Material for the task:
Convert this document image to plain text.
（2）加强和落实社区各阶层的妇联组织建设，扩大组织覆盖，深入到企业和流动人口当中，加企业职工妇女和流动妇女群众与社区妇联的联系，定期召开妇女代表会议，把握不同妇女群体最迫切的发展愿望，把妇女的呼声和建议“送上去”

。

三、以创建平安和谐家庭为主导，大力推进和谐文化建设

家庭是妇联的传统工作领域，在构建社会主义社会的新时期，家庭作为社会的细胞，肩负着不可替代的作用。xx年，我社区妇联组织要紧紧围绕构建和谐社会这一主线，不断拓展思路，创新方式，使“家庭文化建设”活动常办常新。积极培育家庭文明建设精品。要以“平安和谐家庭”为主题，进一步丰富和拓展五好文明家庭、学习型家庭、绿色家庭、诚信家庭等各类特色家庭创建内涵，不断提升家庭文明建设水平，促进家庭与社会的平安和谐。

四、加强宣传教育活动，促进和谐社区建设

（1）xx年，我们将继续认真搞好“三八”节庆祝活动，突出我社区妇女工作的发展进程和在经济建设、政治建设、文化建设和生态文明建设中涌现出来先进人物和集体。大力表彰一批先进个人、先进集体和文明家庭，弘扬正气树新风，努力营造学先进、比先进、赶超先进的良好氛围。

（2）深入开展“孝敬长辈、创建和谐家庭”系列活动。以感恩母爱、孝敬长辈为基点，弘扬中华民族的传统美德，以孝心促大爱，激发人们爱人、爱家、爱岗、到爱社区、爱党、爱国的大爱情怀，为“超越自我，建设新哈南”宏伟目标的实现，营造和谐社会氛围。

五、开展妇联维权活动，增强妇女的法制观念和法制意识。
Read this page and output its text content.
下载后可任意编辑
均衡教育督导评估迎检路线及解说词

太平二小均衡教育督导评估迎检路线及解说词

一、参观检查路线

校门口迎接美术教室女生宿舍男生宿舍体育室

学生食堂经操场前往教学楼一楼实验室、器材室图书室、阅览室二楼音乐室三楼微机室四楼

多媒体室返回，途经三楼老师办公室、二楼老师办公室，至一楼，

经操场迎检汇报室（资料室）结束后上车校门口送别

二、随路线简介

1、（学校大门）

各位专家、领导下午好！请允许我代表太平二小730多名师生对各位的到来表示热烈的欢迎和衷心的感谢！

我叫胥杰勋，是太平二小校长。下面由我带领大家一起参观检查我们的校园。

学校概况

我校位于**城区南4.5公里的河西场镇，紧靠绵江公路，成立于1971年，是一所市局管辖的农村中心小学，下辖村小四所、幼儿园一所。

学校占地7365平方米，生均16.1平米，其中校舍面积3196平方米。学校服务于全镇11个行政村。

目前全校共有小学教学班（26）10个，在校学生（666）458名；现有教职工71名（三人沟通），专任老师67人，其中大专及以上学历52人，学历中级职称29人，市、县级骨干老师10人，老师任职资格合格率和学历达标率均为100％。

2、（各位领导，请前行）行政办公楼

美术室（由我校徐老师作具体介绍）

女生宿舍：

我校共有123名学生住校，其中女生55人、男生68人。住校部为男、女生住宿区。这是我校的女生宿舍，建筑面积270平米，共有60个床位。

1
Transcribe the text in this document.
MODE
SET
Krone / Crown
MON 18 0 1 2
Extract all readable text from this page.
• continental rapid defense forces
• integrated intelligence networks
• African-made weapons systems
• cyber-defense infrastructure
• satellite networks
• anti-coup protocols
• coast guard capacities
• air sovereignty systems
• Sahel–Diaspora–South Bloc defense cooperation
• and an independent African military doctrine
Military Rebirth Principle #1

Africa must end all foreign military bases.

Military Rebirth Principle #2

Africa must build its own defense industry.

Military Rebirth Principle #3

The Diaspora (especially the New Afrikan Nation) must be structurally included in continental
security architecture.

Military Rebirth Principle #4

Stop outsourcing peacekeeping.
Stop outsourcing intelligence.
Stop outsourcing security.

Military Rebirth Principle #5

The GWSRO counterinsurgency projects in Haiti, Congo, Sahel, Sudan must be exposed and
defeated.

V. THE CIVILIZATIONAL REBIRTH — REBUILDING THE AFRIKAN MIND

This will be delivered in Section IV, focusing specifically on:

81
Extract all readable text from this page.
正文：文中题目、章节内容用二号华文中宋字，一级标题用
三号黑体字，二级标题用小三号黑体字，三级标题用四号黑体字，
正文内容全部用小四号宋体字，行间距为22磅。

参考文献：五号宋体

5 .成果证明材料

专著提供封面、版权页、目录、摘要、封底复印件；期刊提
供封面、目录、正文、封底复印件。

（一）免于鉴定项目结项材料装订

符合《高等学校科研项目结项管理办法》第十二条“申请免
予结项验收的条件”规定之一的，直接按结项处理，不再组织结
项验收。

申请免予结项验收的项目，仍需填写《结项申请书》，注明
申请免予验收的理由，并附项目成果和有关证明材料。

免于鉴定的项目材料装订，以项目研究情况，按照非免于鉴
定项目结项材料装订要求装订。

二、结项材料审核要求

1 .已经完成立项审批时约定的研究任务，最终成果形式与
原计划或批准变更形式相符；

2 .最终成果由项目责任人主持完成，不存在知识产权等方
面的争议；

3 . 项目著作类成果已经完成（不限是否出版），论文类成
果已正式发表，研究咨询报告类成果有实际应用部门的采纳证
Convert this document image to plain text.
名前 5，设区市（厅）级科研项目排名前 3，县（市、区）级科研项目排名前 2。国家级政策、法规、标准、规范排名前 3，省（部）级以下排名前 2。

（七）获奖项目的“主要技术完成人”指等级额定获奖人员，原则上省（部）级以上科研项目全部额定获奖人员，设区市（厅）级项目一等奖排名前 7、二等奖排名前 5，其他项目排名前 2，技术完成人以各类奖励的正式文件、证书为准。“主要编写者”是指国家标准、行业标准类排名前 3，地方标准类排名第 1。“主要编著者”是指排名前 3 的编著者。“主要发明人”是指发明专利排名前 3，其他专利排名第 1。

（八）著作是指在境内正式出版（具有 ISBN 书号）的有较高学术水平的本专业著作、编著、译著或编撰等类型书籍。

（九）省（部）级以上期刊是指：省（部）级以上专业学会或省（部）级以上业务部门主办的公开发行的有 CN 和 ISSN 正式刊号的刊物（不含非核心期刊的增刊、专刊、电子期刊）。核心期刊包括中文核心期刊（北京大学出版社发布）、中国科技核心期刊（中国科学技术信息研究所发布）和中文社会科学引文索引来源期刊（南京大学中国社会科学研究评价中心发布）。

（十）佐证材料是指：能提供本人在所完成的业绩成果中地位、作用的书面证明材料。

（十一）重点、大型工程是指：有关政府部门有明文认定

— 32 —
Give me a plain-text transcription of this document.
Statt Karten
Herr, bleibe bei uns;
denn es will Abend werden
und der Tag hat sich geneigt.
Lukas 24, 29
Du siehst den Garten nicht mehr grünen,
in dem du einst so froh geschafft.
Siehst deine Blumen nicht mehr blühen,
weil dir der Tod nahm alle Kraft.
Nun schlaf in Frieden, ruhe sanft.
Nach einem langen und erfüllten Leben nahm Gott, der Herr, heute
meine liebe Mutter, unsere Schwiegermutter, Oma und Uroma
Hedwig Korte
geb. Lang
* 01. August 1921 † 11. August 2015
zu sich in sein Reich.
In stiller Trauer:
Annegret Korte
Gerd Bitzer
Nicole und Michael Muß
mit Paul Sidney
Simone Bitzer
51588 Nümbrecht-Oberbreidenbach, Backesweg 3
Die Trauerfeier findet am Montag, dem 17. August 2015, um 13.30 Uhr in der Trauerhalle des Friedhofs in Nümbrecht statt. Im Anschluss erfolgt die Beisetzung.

Problem details: Give back the whole listing exactly as it reads.

Solution to the problem:
Convert this document image to plain text.
（2）加强和落实社区各阶层的妇联组织建设，扩大组织覆盖，深入到企业和流动人口当中，加企业职工妇女和流动妇女群众与社区妇联的联系，定期召开妇女代表会议，把握不同妇女群体最迫切的发展愿望，把妇女的呼声和建议“送上去”

。

三、以创建平安和谐家庭为主导，大力推进和谐文化建设

家庭是妇联的传统工作领域，在构建社会主义社会的新时期，家庭作为社会的细胞，肩负着不可替代的作用。xx年，我社区妇联组织要紧紧围绕构建和谐社会这一主线，不断拓展思路，创新方式，使“家庭文化建设”活动常办常新。积极培育家庭文明建设精品。要以“平安和谐家庭”为主题，进一步丰富和拓展五好文明家庭、学习型家庭、绿色家庭、诚信家庭等各类特色家庭创建内涵，不断提升家庭文明建设水平，促进家庭与社会的平安和谐。

四、加强宣传教育活动，促进和谐社区建设

（1）xx年，我们将继续认真搞好“三八”节庆祝活动，突出我社区妇女工作的发展进程和在经济建设、政治建设、文化建设和生态文明建设中涌现出来先进人物和集体。大力表彰一批先进个人、先进集体和文明家庭，弘扬正气树新风，努力营造学先进、比先进、赶超先进的良好氛围。

（2）深入开展“孝敬长辈、创建和谐家庭”系列活动。以感恩母爱、孝敬长辈为基点，弘扬中华民族的传统美德，以孝心促大爱，激发人们爱人、爱家、爱岗、到爱社区、爱党、爱国的大爱情怀，为“超越自我，建设新哈南”宏伟目标的实现，营造和谐社会氛围。

五、开展妇联维权活动，增强妇女的法制观念和法制意识。
Read this page and output its text content.
下载后可任意编辑
均衡教育督导评估迎检路线及解说词

太平二小均衡教育督导评估迎检路线及解说词

一、参观检查路线

校门口迎接美术教室女生宿舍男生宿舍体育室

学生食堂经操场前往教学楼一楼实验室、器材室图书室、阅览室二楼音乐室三楼微机室四楼

多媒体室返回，途经三楼老师办公室、二楼老师办公室，至一楼，

经操场迎检汇报室（资料室）结束后上车校门口送别

二、随路线简介

1、（学校大门）

各位专家、领导下午好！请允许我代表太平二小730多名师生对各位的到来表示热烈的欢迎和衷心的感谢！

我叫胥杰勋，是太平二小校长。下面由我带领大家一起参观检查我们的校园。

学校概况

我校位于**城区南4.5公里的河西场镇，紧靠绵江公路，成立于1971年，是一所市局管辖的农村中心小学，下辖村小四所、幼儿园一所。

学校占地7365平方米，生均16.1平米，其中校舍面积3196平方米。学校服务于全镇11个行政村。

目前全校共有小学教学班（26）10个，在校学生（666）458名；现有教职工71名（三人沟通），专任老师67人，其中大专及以上学历52人，学历中级职称29人，市、县级骨干老师10人，老师任职资格合格率和学历达标率均为100％。

2、（各位领导，请前行）行政办公楼

美术室（由我校徐老师作具体介绍）

女生宿舍：

我校共有123名学生住校，其中女生55人、男生68人。住校部为男、女生住宿区。这是我校的女生宿舍，建筑面积270平米，共有60个床位。

1
Transcribe the text in this document.
MODE
SET
Krone / Crown
MON 18 0 1 2
Extract all readable text from this page.
• continental rapid defense forces
• integrated intelligence networks
• African-made weapons systems
• cyber-defense infrastructure
• satellite networks
• anti-coup protocols
• coast guard capacities
• air sovereignty systems
• Sahel–Diaspora–South Bloc defense cooperation
• and an independent African military doctrine
Military Rebirth Principle #1

Africa must end all foreign military bases.

Military Rebirth Principle #2

Africa must build its own defense industry.

Military Rebirth Principle #3

The Diaspora (especially the New Afrikan Nation) must be structurally included in continental
security architecture.

Military Rebirth Principle #4

Stop outsourcing peacekeeping.
Stop outsourcing intelligence.
Stop outsourcing security.

Military Rebirth Principle #5

The GWSRO counterinsurgency projects in Haiti, Congo, Sahel, Sudan must be exposed and
defeated.

V. THE CIVILIZATIONAL REBIRTH — REBUILDING THE AFRIKAN MIND

This will be delivered in Section IV, focusing specifically on:

81
Extract all readable text from this page.
正文：文中题目、章节内容用二号华文中宋字，一级标题用
三号黑体字，二级标题用小三号黑体字，三级标题用四号黑体字，
正文内容全部用小四号宋体字，行间距为22磅。

参考文献：五号宋体

5 .成果证明材料

专著提供封面、版权页、目录、摘要、封底复印件；期刊提
供封面、目录、正文、封底复印件。

（一）免于鉴定项目结项材料装订

符合《高等学校科研项目结项管理办法》第十二条“申请免
予结项验收的条件”规定之一的，直接按结项处理，不再组织结
项验收。

申请免予结项验收的项目，仍需填写《结项申请书》，注明
申请免予验收的理由，并附项目成果和有关证明材料。

免于鉴定的项目材料装订，以项目研究情况，按照非免于鉴
定项目结项材料装订要求装订。

二、结项材料审核要求

1 .已经完成立项审批时约定的研究任务，最终成果形式与
原计划或批准变更形式相符；

2 .最终成果由项目责任人主持完成，不存在知识产权等方
面的争议；

3 . 项目著作类成果已经完成（不限是否出版），论文类成
果已正式发表，研究咨询报告类成果有实际应用部门的采纳证
Convert this document image to plain text.
名前 5，设区市（厅）级科研项目排名前 3，县（市、区）级科研项目排名前 2。国家级政策、法规、标准、规范排名前 3，省（部）级以下排名前 2。

（七）获奖项目的“主要技术完成人”指等级额定获奖人员，原则上省（部）级以上科研项目全部额定获奖人员，设区市（厅）级项目一等奖排名前 7、二等奖排名前 5，其他项目排名前 2，技术完成人以各类奖励的正式文件、证书为准。“主要编写者”是指国家标准、行业标准类排名前 3，地方标准类排名第 1。“主要编著者”是指排名前 3 的编著者。“主要发明人”是指发明专利排名前 3，其他专利排名第 1。

（八）著作是指在境内正式出版（具有 ISBN 书号）的有较高学术水平的本专业著作、编著、译著或编撰等类型书籍。

（九）省（部）级以上期刊是指：省（部）级以上专业学会或省（部）级以上业务部门主办的公开发行的有 CN 和 ISSN 正式刊号的刊物（不含非核心期刊的增刊、专刊、电子期刊）。核心期刊包括中文核心期刊（北京大学出版社发布）、中国科技核心期刊（中国科学技术信息研究所发布）和中文社会科学引文索引来源期刊（南京大学中国社会科学研究评价中心发布）。

（十）佐证材料是指：能提供本人在所完成的业绩成果中地位、作用的书面证明材料。

（十一）重点、大型工程是指：有关政府部门有明文认定

— 32 —
Give me a plain-text transcription of this document.
Statt Karten
Herr, bleibe bei uns;
denn es will Abend werden
und der Tag hat sich geneigt.
Lukas 24, 29
Du siehst den Garten nicht mehr grünen,
in dem du einst so froh geschafft.
Siehst deine Blumen nicht mehr blühen,
weil dir der Tod nahm alle Kraft.
Nun schlaf in Frieden, ruhe sanft.
Nach einem langen und erfüllten Leben nahm Gott, der Herr, heute
meine liebe Mutter, unsere Schwiegermutter, Oma und Uroma
Hedwig Korte
geb. Lang
* 01. August 1921 † 11. August 2015
zu sich in sein Reich.
In stiller Trauer:
Annegret Korte
Gerd Bitzer
Nicole und Michael Muß
mit Paul Sidney
Simone Bitzer
51588 Nümbrecht-Oberbreidenbach, Backesweg 3
Die Trauerfeier findet am Montag, dem 17. August 2015, um 13.30 Uhr in der Trauerhalle des Friedhofs in Nümbrecht statt. Im Anschluss erfolgt die Beisetzung.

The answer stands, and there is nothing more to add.